◆ **What is being asked**: Set down the full listing exactly, character for character.

◆ **Supplied records**:
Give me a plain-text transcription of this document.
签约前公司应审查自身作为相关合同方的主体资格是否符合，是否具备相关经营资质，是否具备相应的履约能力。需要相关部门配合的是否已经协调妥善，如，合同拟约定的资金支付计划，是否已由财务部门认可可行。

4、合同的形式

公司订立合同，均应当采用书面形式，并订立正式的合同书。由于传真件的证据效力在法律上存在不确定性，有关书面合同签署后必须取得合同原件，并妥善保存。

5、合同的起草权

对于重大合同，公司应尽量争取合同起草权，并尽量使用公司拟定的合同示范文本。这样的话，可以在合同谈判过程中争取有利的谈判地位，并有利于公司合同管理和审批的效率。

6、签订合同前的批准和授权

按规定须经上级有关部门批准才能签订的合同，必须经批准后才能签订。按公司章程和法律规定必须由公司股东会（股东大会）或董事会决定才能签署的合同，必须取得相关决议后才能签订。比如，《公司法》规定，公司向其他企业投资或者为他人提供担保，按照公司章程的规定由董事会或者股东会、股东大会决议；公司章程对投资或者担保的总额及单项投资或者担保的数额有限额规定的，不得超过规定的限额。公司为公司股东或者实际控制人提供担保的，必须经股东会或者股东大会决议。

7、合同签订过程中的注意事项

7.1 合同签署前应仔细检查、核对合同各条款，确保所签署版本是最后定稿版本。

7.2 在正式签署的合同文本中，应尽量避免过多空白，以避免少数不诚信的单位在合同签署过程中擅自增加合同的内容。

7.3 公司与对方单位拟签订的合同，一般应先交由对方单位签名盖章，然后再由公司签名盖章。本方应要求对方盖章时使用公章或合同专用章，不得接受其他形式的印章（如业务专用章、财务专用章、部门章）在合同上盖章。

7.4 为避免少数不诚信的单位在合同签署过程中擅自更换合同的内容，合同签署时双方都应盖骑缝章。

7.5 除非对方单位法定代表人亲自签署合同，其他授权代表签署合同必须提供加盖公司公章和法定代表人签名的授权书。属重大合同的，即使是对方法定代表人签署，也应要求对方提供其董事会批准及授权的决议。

◆ **Result of this exercise**:
Give me a plain-text transcription of this document.
签约前公司应审查自身作为相关合同方的主体资格是否符合，是否具备相关经营资质，是否具备相应的履约能力。需要相关部门配合的是否已经协调妥善，如，合同拟约定的资金支付计划，是否已由财务部门认可可行。

4、合同的形式

公司订立合同，均应当采用书面形式，并订立正式的合同书。由于传真件的证据效力在法律上存在不确定性，有关书面合同签署后必须取得合同原件，并妥善保存。

5、合同的起草权

对于重大合同，公司应尽量争取合同起草权，并尽量使用公司拟定的合同示范文本。这样的话，可以在合同谈判过程中争取有利的谈判地位，并有利于公司合同管理和审批的效率。

6、签订合同前的批准和授权

按规定须经上级有关部门批准才能签订的合同，必须经批准后才能签订。按公司章程和法律规定必须由公司股东会（股东大会）或董事会决定才能签署的合同，必须取得相关决议后才能签订。比如，《公司法》规定，公司向其他企业投资或者为他人提供担保，按照公司章程的规定由董事会或者股东会、股东大会决议；公司章程对投资或者担保的总额及单项投资或者担保的数额有限额规定的，不得超过规定的限额。公司为公司股东或者实际控制人提供担保的，必须经股东会或者股东大会决议。

7、合同签订过程中的注意事项

7.1 合同签署前应仔细检查、核对合同各条款，确保所签署版本是最后定稿版本。

7.2 在正式签署的合同文本中，应尽量避免过多空白，以避免少数不诚信的单位在合同签署过程中擅自增加合同的内容。

7.3 公司与对方单位拟签订的合同，一般应先交由对方单位签名盖章，然后再由公司签名盖章。本方应要求对方盖章时使用公章或合同专用章，不得接受其他形式的印章（如业务专用章、财务专用章、部门章）在合同上盖章。

7.4 为避免少数不诚信的单位在合同签署过程中擅自更换合同的内容，合同签署时双方都应盖骑缝章。

7.5 除非对方单位法定代表人亲自签署合同，其他授权代表签署合同必须提供加盖公司公章和法定代表人签名的授权书。属重大合同的，即使是对方法定代表人签署，也应要求对方提供其董事会批准及授权的决议。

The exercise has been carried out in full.